Without the pictures, set down the records below word for word.

*** DATA LINES

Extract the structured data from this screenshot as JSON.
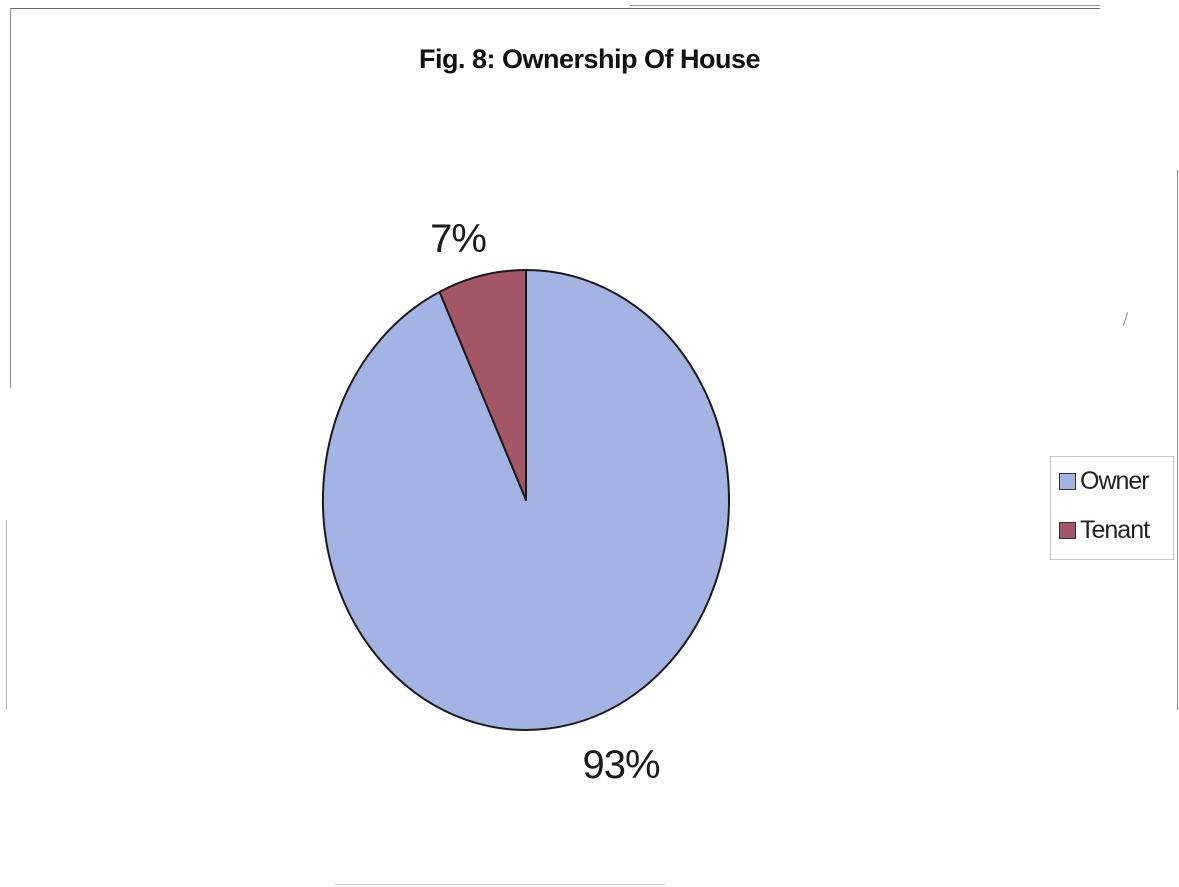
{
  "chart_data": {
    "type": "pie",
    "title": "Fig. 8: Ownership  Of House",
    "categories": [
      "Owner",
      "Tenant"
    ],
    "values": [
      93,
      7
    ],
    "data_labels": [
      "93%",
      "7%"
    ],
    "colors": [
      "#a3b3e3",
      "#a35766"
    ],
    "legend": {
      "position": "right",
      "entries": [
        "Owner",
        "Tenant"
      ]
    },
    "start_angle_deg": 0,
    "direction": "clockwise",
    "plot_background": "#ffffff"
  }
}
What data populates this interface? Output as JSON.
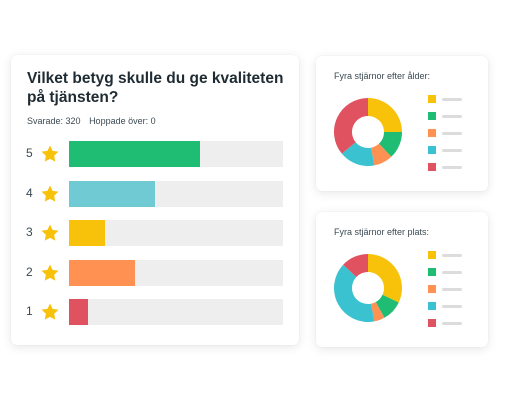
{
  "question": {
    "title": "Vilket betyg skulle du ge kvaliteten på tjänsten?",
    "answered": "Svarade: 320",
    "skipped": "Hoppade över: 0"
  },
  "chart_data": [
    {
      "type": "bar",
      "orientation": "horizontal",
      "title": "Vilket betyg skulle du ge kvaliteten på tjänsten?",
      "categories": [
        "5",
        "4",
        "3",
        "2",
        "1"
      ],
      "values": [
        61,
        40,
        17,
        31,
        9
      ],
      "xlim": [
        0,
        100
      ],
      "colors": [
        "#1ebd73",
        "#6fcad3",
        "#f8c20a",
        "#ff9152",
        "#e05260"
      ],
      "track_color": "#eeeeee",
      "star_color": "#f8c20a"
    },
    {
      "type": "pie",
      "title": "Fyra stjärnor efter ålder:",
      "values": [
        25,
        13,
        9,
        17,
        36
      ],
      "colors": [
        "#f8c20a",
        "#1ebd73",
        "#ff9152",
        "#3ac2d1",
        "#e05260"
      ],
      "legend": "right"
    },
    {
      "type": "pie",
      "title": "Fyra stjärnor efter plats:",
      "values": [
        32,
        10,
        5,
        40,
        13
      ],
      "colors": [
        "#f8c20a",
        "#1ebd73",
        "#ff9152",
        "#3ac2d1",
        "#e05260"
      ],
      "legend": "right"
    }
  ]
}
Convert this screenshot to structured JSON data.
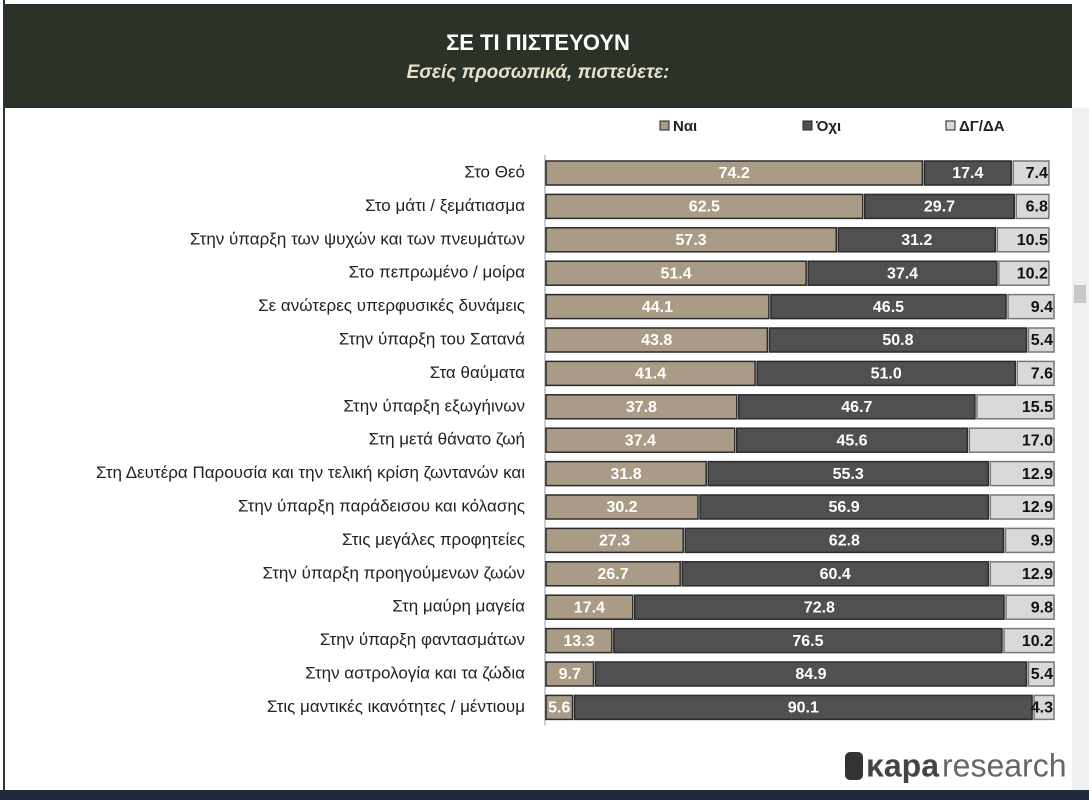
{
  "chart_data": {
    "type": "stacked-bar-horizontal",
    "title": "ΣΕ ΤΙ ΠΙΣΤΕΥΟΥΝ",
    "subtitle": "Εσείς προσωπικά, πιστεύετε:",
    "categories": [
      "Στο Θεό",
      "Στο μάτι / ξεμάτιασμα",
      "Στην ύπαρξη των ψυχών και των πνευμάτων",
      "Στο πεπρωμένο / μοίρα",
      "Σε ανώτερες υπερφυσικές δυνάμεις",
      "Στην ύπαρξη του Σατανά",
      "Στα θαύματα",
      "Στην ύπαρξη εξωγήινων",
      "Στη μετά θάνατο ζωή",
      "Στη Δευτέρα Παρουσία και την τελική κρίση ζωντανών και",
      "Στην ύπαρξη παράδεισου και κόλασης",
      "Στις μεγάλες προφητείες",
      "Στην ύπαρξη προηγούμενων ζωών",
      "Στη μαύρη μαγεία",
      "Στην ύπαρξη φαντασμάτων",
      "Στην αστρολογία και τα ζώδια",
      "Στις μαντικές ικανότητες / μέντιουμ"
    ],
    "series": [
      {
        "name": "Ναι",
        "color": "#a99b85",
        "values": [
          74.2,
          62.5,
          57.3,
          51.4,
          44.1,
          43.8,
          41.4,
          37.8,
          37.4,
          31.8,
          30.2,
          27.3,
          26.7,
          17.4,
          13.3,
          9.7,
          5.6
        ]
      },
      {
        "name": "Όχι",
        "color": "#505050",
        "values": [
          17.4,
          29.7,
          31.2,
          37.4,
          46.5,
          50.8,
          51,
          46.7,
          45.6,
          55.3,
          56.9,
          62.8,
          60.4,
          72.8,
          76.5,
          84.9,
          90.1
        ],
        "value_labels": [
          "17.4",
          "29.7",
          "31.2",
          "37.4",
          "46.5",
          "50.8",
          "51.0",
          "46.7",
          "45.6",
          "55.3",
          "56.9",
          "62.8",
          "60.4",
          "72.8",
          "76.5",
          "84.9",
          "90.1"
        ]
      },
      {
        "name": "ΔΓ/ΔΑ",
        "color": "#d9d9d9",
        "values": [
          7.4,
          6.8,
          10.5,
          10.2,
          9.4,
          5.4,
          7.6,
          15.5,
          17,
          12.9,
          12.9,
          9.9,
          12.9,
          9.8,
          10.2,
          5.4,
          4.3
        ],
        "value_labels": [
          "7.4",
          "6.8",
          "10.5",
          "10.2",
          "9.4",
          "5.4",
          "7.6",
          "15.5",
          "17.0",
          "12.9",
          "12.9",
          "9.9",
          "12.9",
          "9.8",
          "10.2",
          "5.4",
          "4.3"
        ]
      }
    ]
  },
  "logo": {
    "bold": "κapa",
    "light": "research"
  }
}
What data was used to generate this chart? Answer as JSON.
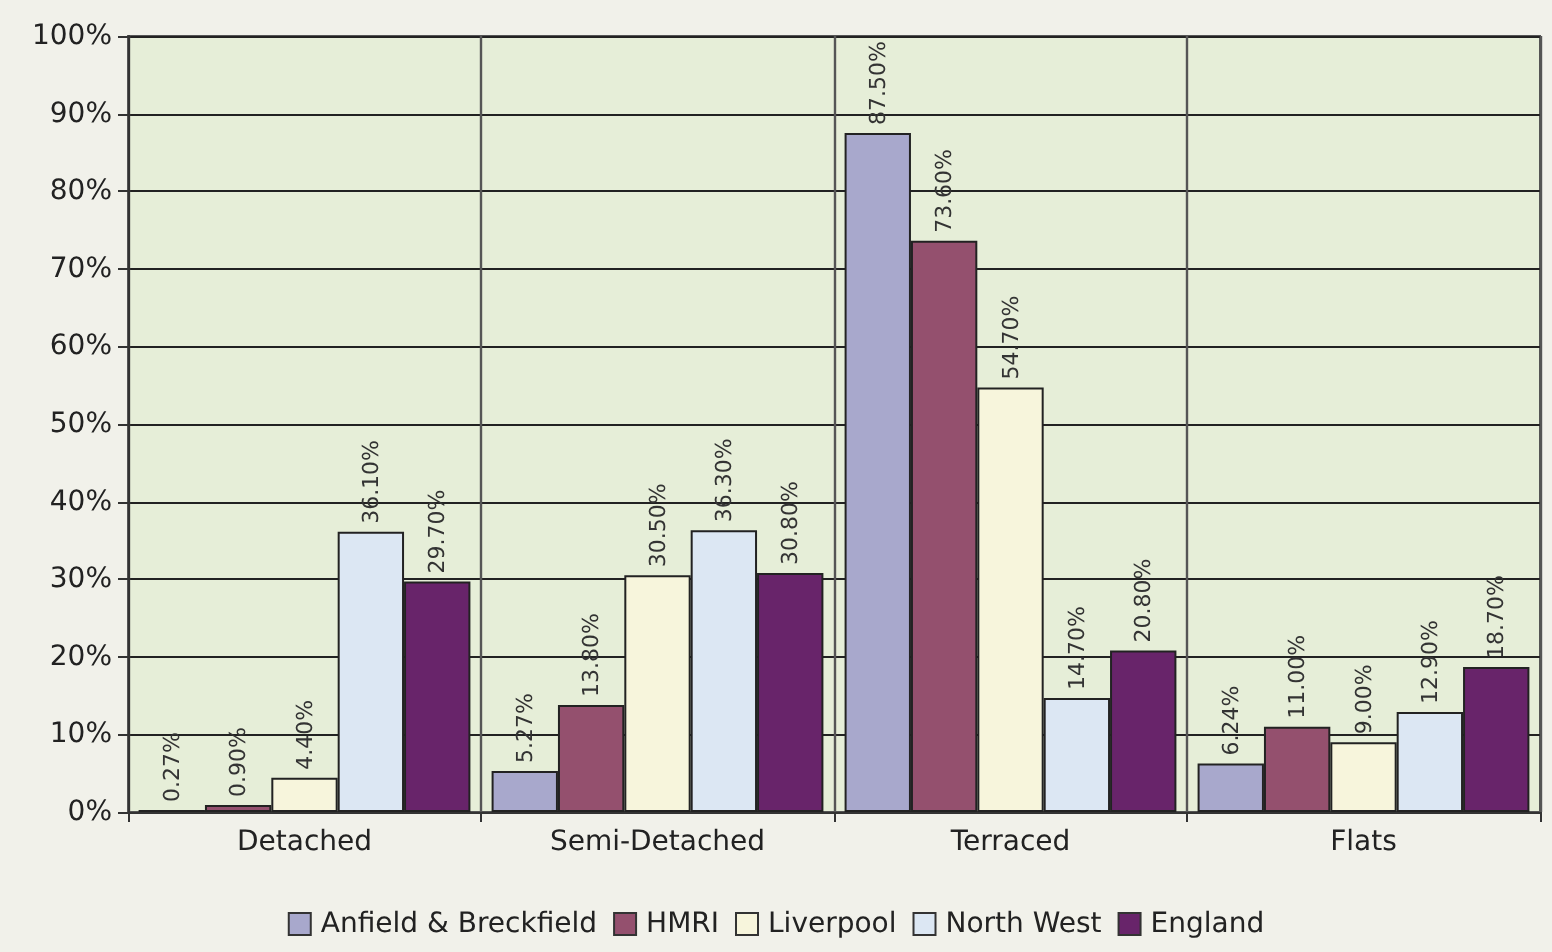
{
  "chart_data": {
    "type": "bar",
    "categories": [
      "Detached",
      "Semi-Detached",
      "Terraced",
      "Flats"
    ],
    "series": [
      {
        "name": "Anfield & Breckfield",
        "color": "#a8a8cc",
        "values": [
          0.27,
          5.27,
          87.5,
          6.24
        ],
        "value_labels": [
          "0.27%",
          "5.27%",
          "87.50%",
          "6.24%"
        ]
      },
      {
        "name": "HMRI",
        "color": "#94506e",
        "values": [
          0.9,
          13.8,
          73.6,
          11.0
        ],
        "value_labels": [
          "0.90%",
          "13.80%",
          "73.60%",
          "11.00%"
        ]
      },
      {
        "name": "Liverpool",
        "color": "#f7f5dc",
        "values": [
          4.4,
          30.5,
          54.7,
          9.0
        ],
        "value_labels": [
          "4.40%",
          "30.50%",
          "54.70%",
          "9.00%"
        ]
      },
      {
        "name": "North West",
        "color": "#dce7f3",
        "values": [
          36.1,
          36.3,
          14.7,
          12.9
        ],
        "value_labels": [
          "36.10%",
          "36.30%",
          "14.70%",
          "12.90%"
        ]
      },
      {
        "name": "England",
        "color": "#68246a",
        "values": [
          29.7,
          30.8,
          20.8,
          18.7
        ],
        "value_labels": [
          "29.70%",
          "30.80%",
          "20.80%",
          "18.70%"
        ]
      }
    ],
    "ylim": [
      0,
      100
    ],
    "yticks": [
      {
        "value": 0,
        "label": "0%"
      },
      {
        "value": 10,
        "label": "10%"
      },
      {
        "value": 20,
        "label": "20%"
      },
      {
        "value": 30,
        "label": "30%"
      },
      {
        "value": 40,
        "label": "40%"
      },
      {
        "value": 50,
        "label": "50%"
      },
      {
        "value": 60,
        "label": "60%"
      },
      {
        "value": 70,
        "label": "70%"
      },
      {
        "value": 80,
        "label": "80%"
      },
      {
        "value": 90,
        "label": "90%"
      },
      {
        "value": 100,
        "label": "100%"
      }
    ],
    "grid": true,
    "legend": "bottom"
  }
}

******

* ANSWER TO THIS EXERCISE:
Extract the structured data from this screenshot as JSON.
{
  "chart_data": {
    "type": "pie",
    "title": "Fig. 8: Ownership  Of House",
    "categories": [
      "Owner",
      "Tenant"
    ],
    "values": [
      93,
      7
    ],
    "data_labels": [
      "93%",
      "7%"
    ],
    "colors": [
      "#a3b3e3",
      "#a35766"
    ],
    "legend": {
      "position": "right",
      "entries": [
        "Owner",
        "Tenant"
      ]
    },
    "start_angle_deg": 0,
    "direction": "clockwise",
    "plot_background": "#ffffff"
  }
}
What data populates this interface? Output as JSON.
{
  "question": {
    "title": "Vilket betyg skulle du ge kvaliteten på tjänsten?",
    "answered": "Svarade: 320",
    "skipped": "Hoppade över: 0"
  },
  "chart_data": [
    {
      "type": "bar",
      "orientation": "horizontal",
      "title": "Vilket betyg skulle du ge kvaliteten på tjänsten?",
      "categories": [
        "5",
        "4",
        "3",
        "2",
        "1"
      ],
      "values": [
        61,
        40,
        17,
        31,
        9
      ],
      "xlim": [
        0,
        100
      ],
      "colors": [
        "#1ebd73",
        "#6fcad3",
        "#f8c20a",
        "#ff9152",
        "#e05260"
      ],
      "track_color": "#eeeeee",
      "star_color": "#f8c20a"
    },
    {
      "type": "pie",
      "title": "Fyra stjärnor efter ålder:",
      "values": [
        25,
        13,
        9,
        17,
        36
      ],
      "colors": [
        "#f8c20a",
        "#1ebd73",
        "#ff9152",
        "#3ac2d1",
        "#e05260"
      ],
      "legend": "right"
    },
    {
      "type": "pie",
      "title": "Fyra stjärnor efter plats:",
      "values": [
        32,
        10,
        5,
        40,
        13
      ],
      "colors": [
        "#f8c20a",
        "#1ebd73",
        "#ff9152",
        "#3ac2d1",
        "#e05260"
      ],
      "legend": "right"
    }
  ]
}
Convert this screenshot to structured JSON data.
{
  "chart_data": {
    "type": "stacked-bar-horizontal",
    "title": "ΣΕ ΤΙ ΠΙΣΤΕΥΟΥΝ",
    "subtitle": "Εσείς προσωπικά, πιστεύετε:",
    "categories": [
      "Στο Θεό",
      "Στο μάτι / ξεμάτιασμα",
      "Στην ύπαρξη των ψυχών και των πνευμάτων",
      "Στο πεπρωμένο / μοίρα",
      "Σε ανώτερες υπερφυσικές δυνάμεις",
      "Στην ύπαρξη του Σατανά",
      "Στα θαύματα",
      "Στην ύπαρξη εξωγήινων",
      "Στη μετά θάνατο ζωή",
      "Στη Δευτέρα Παρουσία και την τελική κρίση ζωντανών και",
      "Στην ύπαρξη παράδεισου και κόλασης",
      "Στις μεγάλες προφητείες",
      "Στην ύπαρξη προηγούμενων ζωών",
      "Στη μαύρη μαγεία",
      "Στην ύπαρξη φαντασμάτων",
      "Στην αστρολογία και τα ζώδια",
      "Στις μαντικές ικανότητες / μέντιουμ"
    ],
    "series": [
      {
        "name": "Ναι",
        "color": "#a99b85",
        "values": [
          74.2,
          62.5,
          57.3,
          51.4,
          44.1,
          43.8,
          41.4,
          37.8,
          37.4,
          31.8,
          30.2,
          27.3,
          26.7,
          17.4,
          13.3,
          9.7,
          5.6
        ]
      },
      {
        "name": "Όχι",
        "color": "#505050",
        "values": [
          17.4,
          29.7,
          31.2,
          37.4,
          46.5,
          50.8,
          51,
          46.7,
          45.6,
          55.3,
          56.9,
          62.8,
          60.4,
          72.8,
          76.5,
          84.9,
          90.1
        ],
        "value_labels": [
          "17.4",
          "29.7",
          "31.2",
          "37.4",
          "46.5",
          "50.8",
          "51.0",
          "46.7",
          "45.6",
          "55.3",
          "56.9",
          "62.8",
          "60.4",
          "72.8",
          "76.5",
          "84.9",
          "90.1"
        ]
      },
      {
        "name": "ΔΓ/ΔΑ",
        "color": "#d9d9d9",
        "values": [
          7.4,
          6.8,
          10.5,
          10.2,
          9.4,
          5.4,
          7.6,
          15.5,
          17,
          12.9,
          12.9,
          9.9,
          12.9,
          9.8,
          10.2,
          5.4,
          4.3
        ],
        "value_labels": [
          "7.4",
          "6.8",
          "10.5",
          "10.2",
          "9.4",
          "5.4",
          "7.6",
          "15.5",
          "17.0",
          "12.9",
          "12.9",
          "9.9",
          "12.9",
          "9.8",
          "10.2",
          "5.4",
          "4.3"
        ]
      }
    ]
  },
  "logo": {
    "bold": "κapa",
    "light": "research"
  }
}
What data was used to generate this chart? Answer as JSON.
{
  "chart_data": {
    "type": "bar",
    "categories": [
      "Detached",
      "Semi-Detached",
      "Terraced",
      "Flats"
    ],
    "series": [
      {
        "name": "Anfield & Breckfield",
        "color": "#a8a8cc",
        "values": [
          0.27,
          5.27,
          87.5,
          6.24
        ],
        "value_labels": [
          "0.27%",
          "5.27%",
          "87.50%",
          "6.24%"
        ]
      },
      {
        "name": "HMRI",
        "color": "#94506e",
        "values": [
          0.9,
          13.8,
          73.6,
          11.0
        ],
        "value_labels": [
          "0.90%",
          "13.80%",
          "73.60%",
          "11.00%"
        ]
      },
      {
        "name": "Liverpool",
        "color": "#f7f5dc",
        "values": [
          4.4,
          30.5,
          54.7,
          9.0
        ],
        "value_labels": [
          "4.40%",
          "30.50%",
          "54.70%",
          "9.00%"
        ]
      },
      {
        "name": "North West",
        "color": "#dce7f3",
        "values": [
          36.1,
          36.3,
          14.7,
          12.9
        ],
        "value_labels": [
          "36.10%",
          "36.30%",
          "14.70%",
          "12.90%"
        ]
      },
      {
        "name": "England",
        "color": "#68246a",
        "values": [
          29.7,
          30.8,
          20.8,
          18.7
        ],
        "value_labels": [
          "29.70%",
          "30.80%",
          "20.80%",
          "18.70%"
        ]
      }
    ],
    "ylim": [
      0,
      100
    ],
    "yticks": [
      {
        "value": 0,
        "label": "0%"
      },
      {
        "value": 10,
        "label": "10%"
      },
      {
        "value": 20,
        "label": "20%"
      },
      {
        "value": 30,
        "label": "30%"
      },
      {
        "value": 40,
        "label": "40%"
      },
      {
        "value": 50,
        "label": "50%"
      },
      {
        "value": 60,
        "label": "60%"
      },
      {
        "value": 70,
        "label": "70%"
      },
      {
        "value": 80,
        "label": "80%"
      },
      {
        "value": 90,
        "label": "90%"
      },
      {
        "value": 100,
        "label": "100%"
      }
    ],
    "grid": true,
    "legend": "bottom"
  }
}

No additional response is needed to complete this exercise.